**Supplied text:**
>> Start

Revisiting: Blue Spot Irish Whiskey – still worth it?

standard release (2022)

MASH BILL – Undisclosed mash of malted and unmalted barley

PROOF – 117.8

AGE – 7 years

DISTILLERY – Mitchell & Sons (Midleton Distillery)

PRICE – $33 (That’s right. Now it’s $150 on a good day, so, I’ll explain…)

WORTH BUYING? – At $33? Duh! At msrp, most likely not. At secondary, never.

The late-2022 price hike around Irish whiskeys was a big ol’ bummer. But that’s how prices go. Up. Never down.

The idea that there was a time one could get a cup of coffee for a nickel? Or the fact that a shot of whiskey is called “a shot” because in the 1800s one could belly up to a bar and pay with a bullet? And today people might pay even $100+ for a single ounce of Pappy Van Winkle…?

It would seem this what goes up must go up further aspect of capitalism should clue more of us in to that system’s ultimate flaw and failure. But I guess we’ll deal with that in some significant way when the world we’ve built fully collapses and Mad Max is rendered a documentary.

>> End

**Dataset content:**
>> Start

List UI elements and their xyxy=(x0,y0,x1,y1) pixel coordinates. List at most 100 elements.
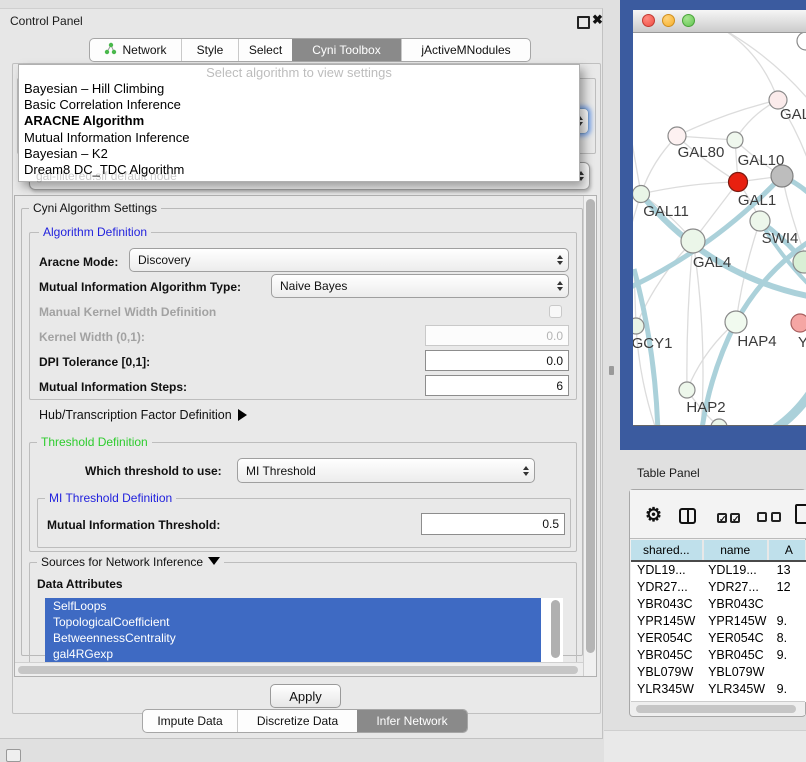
column-header[interactable]: name xyxy=(704,540,769,560)
split-columns-icon[interactable] xyxy=(679,508,696,524)
table-horizontal-scrollbar[interactable] xyxy=(631,701,805,715)
network-node[interactable] xyxy=(771,165,793,187)
tab-infer-network[interactable]: Infer Network xyxy=(357,710,467,732)
network-window-titlebar[interactable] xyxy=(633,10,806,33)
dropdown-item[interactable]: Mutual Information Inference xyxy=(19,130,579,146)
table-cell: YBL079W xyxy=(631,664,704,681)
network-node[interactable] xyxy=(633,186,650,203)
network-node-label: GAL xyxy=(780,106,806,123)
combobox-value: Naive Bayes xyxy=(280,279,552,293)
tab-impute-data[interactable]: Impute Data xyxy=(143,710,237,732)
table-cell: YPR145W xyxy=(704,613,770,630)
float-window-icon[interactable] xyxy=(577,16,590,29)
aracne-mode-combobox[interactable]: Discovery xyxy=(129,248,569,272)
network-node[interactable] xyxy=(681,229,705,253)
table-row[interactable]: YDR27...YDR27...12 xyxy=(631,579,806,596)
network-node-label: Y xyxy=(798,334,806,351)
column-header[interactable]: A xyxy=(769,540,806,560)
panel-divider-handle[interactable] xyxy=(609,366,614,375)
settings-vertical-scrollbar[interactable] xyxy=(583,196,597,676)
manual-kernel-width-checkbox[interactable] xyxy=(549,305,562,318)
data-attribute-item[interactable]: SelfLoops xyxy=(45,598,541,614)
network-node[interactable] xyxy=(797,33,806,50)
table-row[interactable]: YBR043CYBR043C xyxy=(631,596,806,613)
tab-label: Style xyxy=(197,43,224,57)
table-row[interactable]: YDL19...YDL19...13 xyxy=(631,562,806,579)
tab-discretize-data[interactable]: Discretize Data xyxy=(237,710,357,732)
mi-algorithm-type-combobox[interactable]: Naive Bayes xyxy=(271,274,569,298)
apply-button[interactable]: Apply xyxy=(270,684,341,708)
manual-kernel-width-label: Manual Kernel Width Definition xyxy=(39,305,216,319)
dropdown-placeholder: Select algorithm to view settings xyxy=(19,65,579,81)
network-node[interactable] xyxy=(633,318,644,334)
mi-threshold-field[interactable]: 0.5 xyxy=(421,513,565,535)
select-all-columns-icon[interactable]: ✓✓ xyxy=(717,511,740,525)
table-cell: YER054C xyxy=(631,630,704,647)
settings-horizontal-scrollbar[interactable] xyxy=(15,662,583,677)
hub-definition-expander[interactable]: Hub/Transcription Factor Definition xyxy=(39,408,247,422)
network-node[interactable] xyxy=(679,382,695,398)
network-node[interactable] xyxy=(791,314,806,332)
network-edge[interactable] xyxy=(677,100,778,136)
network-canvas[interactable]: GALGAL80GAL10GAL1GAL11SWI4GAL4GCY1HAP4YH… xyxy=(633,33,806,425)
table-row[interactable]: YER054CYER054C8. xyxy=(631,630,806,647)
data-attribute-item[interactable]: BetweennessCentrality xyxy=(45,630,541,646)
tab-cyni-toolbox[interactable]: Cyni Toolbox xyxy=(292,39,401,61)
column-header[interactable]: shared... xyxy=(631,540,704,560)
network-edge[interactable] xyxy=(744,391,806,425)
table-row[interactable]: YBL079WYBL079W xyxy=(631,664,806,681)
tab-style[interactable]: Style xyxy=(181,39,238,61)
dropdown-item[interactable]: Bayesian – Hill Climbing xyxy=(19,81,579,97)
network-edge[interactable] xyxy=(641,136,677,194)
tab-select[interactable]: Select xyxy=(238,39,292,61)
table-toolbar: ⚙ ✓✓ xyxy=(630,490,806,539)
kernel-width-field[interactable]: 0.0 xyxy=(425,325,569,346)
zoom-traffic-light-icon[interactable] xyxy=(682,14,695,27)
data-attribute-item[interactable]: TopologicalCoefficient xyxy=(45,614,541,630)
network-view-frame[interactable]: GALGAL80GAL10GAL1GAL11SWI4GAL4GCY1HAP4YH… xyxy=(620,0,806,450)
tab-network[interactable]: Network xyxy=(90,39,181,61)
sources-expander[interactable]: Sources for Network Inference xyxy=(37,555,224,569)
background-combobox-text: gal-filtered.sif default node xyxy=(36,169,177,183)
network-edge[interactable] xyxy=(641,182,738,194)
network-edge[interactable] xyxy=(700,33,778,100)
network-node-label: SWI4 xyxy=(762,230,799,247)
network-node[interactable] xyxy=(725,311,747,333)
dropdown-item[interactable]: Bayesian – K2 xyxy=(19,146,579,162)
network-node[interactable] xyxy=(729,173,748,192)
table-cell: YER054C xyxy=(704,630,770,647)
network-edge[interactable] xyxy=(633,131,641,194)
network-node[interactable] xyxy=(668,127,686,145)
tab-label: Impute Data xyxy=(157,714,222,728)
dpi-tolerance-field[interactable]: 0.0 xyxy=(425,350,569,371)
which-threshold-combobox[interactable]: MI Threshold xyxy=(237,458,535,483)
table-cell: YDL19... xyxy=(704,562,770,579)
new-table-icon[interactable] xyxy=(795,504,806,524)
scrollbar-thumb[interactable] xyxy=(636,705,796,713)
scrollbar-thumb[interactable] xyxy=(586,199,595,653)
network-node[interactable] xyxy=(727,132,743,148)
list-scrollbar-thumb[interactable] xyxy=(551,600,560,658)
dropdown-list: Bayesian – Hill ClimbingBasic Correlatio… xyxy=(19,81,579,178)
deselect-all-columns-icon[interactable] xyxy=(757,511,781,525)
mi-steps-field[interactable]: 6 xyxy=(425,375,569,396)
table-cell: YDL19... xyxy=(631,562,704,579)
close-traffic-light-icon[interactable] xyxy=(642,14,655,27)
close-icon[interactable]: ✖ xyxy=(592,12,603,28)
scrollbar-thumb[interactable] xyxy=(18,666,578,674)
field-value: 0.5 xyxy=(542,517,559,531)
network-node-label: HAP4 xyxy=(737,333,776,350)
dropdown-item[interactable]: ARACNE Algorithm xyxy=(19,113,579,129)
collapsed-panel-icon[interactable] xyxy=(6,749,21,762)
table-row[interactable]: YLR345WYLR345W9. xyxy=(631,681,806,698)
minimize-traffic-light-icon[interactable] xyxy=(662,14,675,27)
network-node[interactable] xyxy=(750,211,770,231)
network-node[interactable] xyxy=(711,419,727,425)
gear-icon[interactable]: ⚙ xyxy=(645,506,662,525)
dropdown-item[interactable]: Basic Correlation Inference xyxy=(19,97,579,113)
cyni-bottom-tabbar: Impute Data Discretize Data Infer Networ… xyxy=(142,709,468,733)
data-attribute-item[interactable]: gal4RGexp xyxy=(45,646,541,662)
table-row[interactable]: YPR145WYPR145W9. xyxy=(631,613,806,630)
tab-jactivemnodules[interactable]: jActiveMNodules xyxy=(401,39,530,61)
table-row[interactable]: YBR045CYBR045C9. xyxy=(631,647,806,664)
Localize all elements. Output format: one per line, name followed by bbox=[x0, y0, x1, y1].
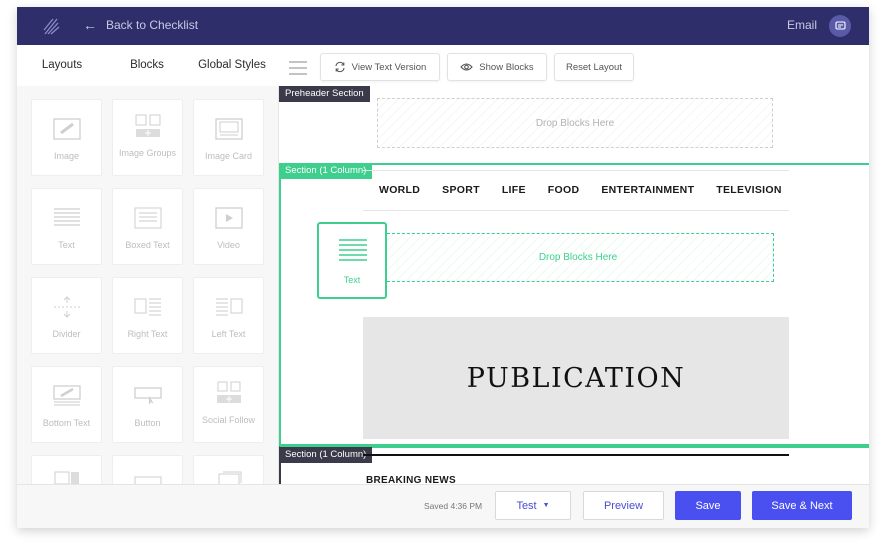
block-label: Right Text bbox=[127, 329, 168, 339]
dragging-block-label: Text bbox=[343, 275, 361, 285]
divider-icon bbox=[53, 296, 80, 318]
block-bottom-text[interactable]: Bottom Text bbox=[31, 366, 102, 443]
block-image-groups[interactable]: Image Groups bbox=[112, 99, 183, 176]
section-2-label[interactable]: Section (1 Column) bbox=[279, 447, 373, 463]
block-right-text[interactable]: Right Text bbox=[112, 277, 183, 354]
block-label: Image Groups bbox=[118, 148, 177, 158]
nav-item-world[interactable]: WORLD bbox=[379, 184, 420, 196]
block-partial[interactable] bbox=[193, 455, 264, 484]
email-comment-button[interactable] bbox=[829, 15, 851, 37]
text-icon bbox=[339, 239, 367, 261]
preview-button[interactable]: Preview bbox=[583, 491, 664, 520]
block-placeholder-icon bbox=[54, 471, 79, 484]
caret-down-icon: ▼ bbox=[542, 502, 550, 509]
test-label: Test bbox=[516, 499, 537, 512]
section-1-label[interactable]: Section (1 Column) bbox=[279, 163, 373, 179]
view-text-version-button[interactable]: View Text Version bbox=[320, 53, 440, 81]
block-label: Left Text bbox=[211, 329, 246, 339]
dragging-text-block[interactable]: Text bbox=[317, 222, 387, 299]
nav-bottom-divider bbox=[363, 210, 789, 211]
block-partial[interactable] bbox=[31, 455, 102, 484]
refresh-icon bbox=[335, 61, 345, 73]
back-label: Back to Checklist bbox=[106, 18, 199, 32]
social-follow-icon bbox=[216, 381, 241, 403]
show-blocks-label: Show Blocks bbox=[479, 61, 534, 73]
block-placeholder-icon bbox=[134, 476, 161, 484]
test-dropdown[interactable]: Test ▼ bbox=[495, 491, 571, 520]
nav-top-divider bbox=[363, 170, 789, 171]
boxed-text-icon bbox=[134, 207, 161, 229]
nav-item-television[interactable]: TELEVISION bbox=[716, 184, 781, 196]
block-boxed-text[interactable]: Boxed Text bbox=[112, 188, 183, 265]
block-label: Video bbox=[217, 240, 240, 250]
saved-status: Saved 4:36 PM bbox=[424, 501, 483, 511]
arrow-left-icon: ← bbox=[83, 17, 97, 33]
app-logo-icon[interactable] bbox=[41, 16, 61, 36]
block-partial[interactable] bbox=[112, 455, 183, 484]
bottom-bar: Saved 4:36 PM Test ▼ Preview Save Save &… bbox=[17, 484, 869, 528]
show-blocks-button[interactable]: Show Blocks bbox=[447, 53, 547, 81]
text-icon bbox=[53, 208, 80, 226]
block-label: Text bbox=[58, 240, 75, 250]
eye-icon bbox=[460, 63, 474, 71]
tab-blocks[interactable]: Blocks bbox=[107, 45, 187, 91]
block-label: Bottom Text bbox=[42, 418, 91, 428]
email-label: Email bbox=[786, 18, 817, 32]
image-card-icon bbox=[214, 118, 243, 140]
tabs-toolbar-row: Layouts Blocks Global Styles View Text V… bbox=[17, 45, 869, 92]
app-window: ← Back to Checklist Email Layouts Blocks… bbox=[17, 7, 869, 528]
breaking-news-heading: BREAKING NEWS bbox=[366, 475, 457, 484]
block-image[interactable]: Image bbox=[31, 99, 102, 176]
nav-item-food[interactable]: FOOD bbox=[548, 184, 580, 196]
back-to-checklist-link[interactable]: ← Back to Checklist bbox=[83, 17, 198, 33]
save-next-button[interactable]: Save & Next bbox=[752, 491, 852, 520]
block-divider[interactable]: Divider bbox=[31, 277, 102, 354]
nav-item-entertainment[interactable]: ENTERTAINMENT bbox=[601, 184, 694, 196]
block-button[interactable]: Button bbox=[112, 366, 183, 443]
reset-layout-button[interactable]: Reset Layout bbox=[554, 53, 634, 81]
block-label: Button bbox=[134, 418, 161, 428]
block-placeholder-icon bbox=[218, 471, 241, 484]
button-icon bbox=[133, 387, 162, 405]
breaking-divider bbox=[363, 454, 789, 456]
top-bar: ← Back to Checklist Email bbox=[17, 7, 869, 45]
block-label: Social Follow bbox=[201, 415, 256, 425]
block-video[interactable]: Video bbox=[193, 188, 264, 265]
nav-menu: WORLD SPORT LIFE FOOD ENTERTAINMENT TELE… bbox=[379, 184, 782, 196]
view-text-version-label: View Text Version bbox=[351, 61, 427, 73]
email-canvas: Preheader Section Drop Blocks Here Secti… bbox=[279, 86, 869, 484]
nav-item-sport[interactable]: SPORT bbox=[442, 184, 480, 196]
right-text-icon bbox=[134, 298, 161, 316]
save-button[interactable]: Save bbox=[675, 491, 741, 520]
nav-item-life[interactable]: LIFE bbox=[502, 184, 526, 196]
publication-header-image[interactable]: PUBLICATION bbox=[363, 317, 789, 439]
preheader-dropzone[interactable]: Drop Blocks Here bbox=[377, 98, 773, 148]
block-left-text[interactable]: Left Text bbox=[193, 277, 264, 354]
block-social-follow[interactable]: Social Follow bbox=[193, 366, 264, 443]
block-label: Boxed Text bbox=[125, 240, 170, 250]
bottom-text-icon bbox=[52, 385, 81, 406]
blocks-panel: Image Image Groups Image Card Text Boxed… bbox=[17, 86, 279, 484]
block-label: Divider bbox=[52, 329, 81, 339]
reset-layout-label: Reset Layout bbox=[566, 61, 622, 73]
left-text-icon bbox=[215, 298, 242, 316]
block-label: Image Card bbox=[204, 151, 253, 161]
block-label: Image bbox=[53, 151, 79, 161]
preheader-section-label[interactable]: Preheader Section bbox=[279, 86, 370, 102]
comment-icon bbox=[834, 20, 846, 30]
image-icon bbox=[52, 118, 81, 140]
image-groups-icon bbox=[135, 114, 160, 137]
video-icon bbox=[214, 207, 243, 229]
menu-icon[interactable] bbox=[289, 61, 307, 75]
tab-global-styles[interactable]: Global Styles bbox=[192, 45, 272, 91]
block-text[interactable]: Text bbox=[31, 188, 102, 265]
tab-layouts[interactable]: Layouts bbox=[17, 45, 107, 91]
block-image-card[interactable]: Image Card bbox=[193, 99, 264, 176]
active-dropzone[interactable]: Drop Blocks Here bbox=[382, 233, 774, 282]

>> End

**Parts of the exercise:**
a – Please reproduce, word for word, the part of the Blue Spot whiskey review that opens with the words containing "WORTH BUYING? –" and closes with "Up. Never down.".
b – Resume the Blue Spot whiskey review after its final sentence and keep going in the same voice.

**Results in order:**
a –
WORTH BUYING? – At $33? Duh! At msrp, most likely not. At secondary, never.

The late-2022 price hike around Irish whiskeys was a big ol’ bummer. But that’s how prices go. Up. Never down.

b –
In the meantime, let’s drink. Before it’s too late!

First, I’ll explain how I paid only $33 for this. I’ve relayed this story once before. But here it is again in its proper context:

Walking home one evening back in 2022, I passed by a corner store and through their open door my eye caught the recognizable sight of E.H. Taylor, six bottles still in their beige tubes and high up on the top shelf. I stepped inside to see which variation of the brand they were…

It was the standard Small Batch release. Right next to them stood one each of the Blue, Yellow, and Red Spot Irish Whiskeys. I’m not a big E.H. Taylor fan, but I was curious to see a full case there. And I do love me some Blue Spot. The following dialogue transpired:

ME: Hello. How much is the E.H. Taylor and the Blue Spot up there?

[CLERK gets a ladder and climbs to the top shelf.]

CLERK: E.H. Taylor is… $149.99. And the Blue Spot is… $29.99.

ME: [short pause] …And the Yellow Spot next to it?

CLERK: That is… $34.99.

ME: And the Red Spot?

CLERK: Red Spot is… $49.99. Wait, no. It says $499.99. That’s strange. Let me check these.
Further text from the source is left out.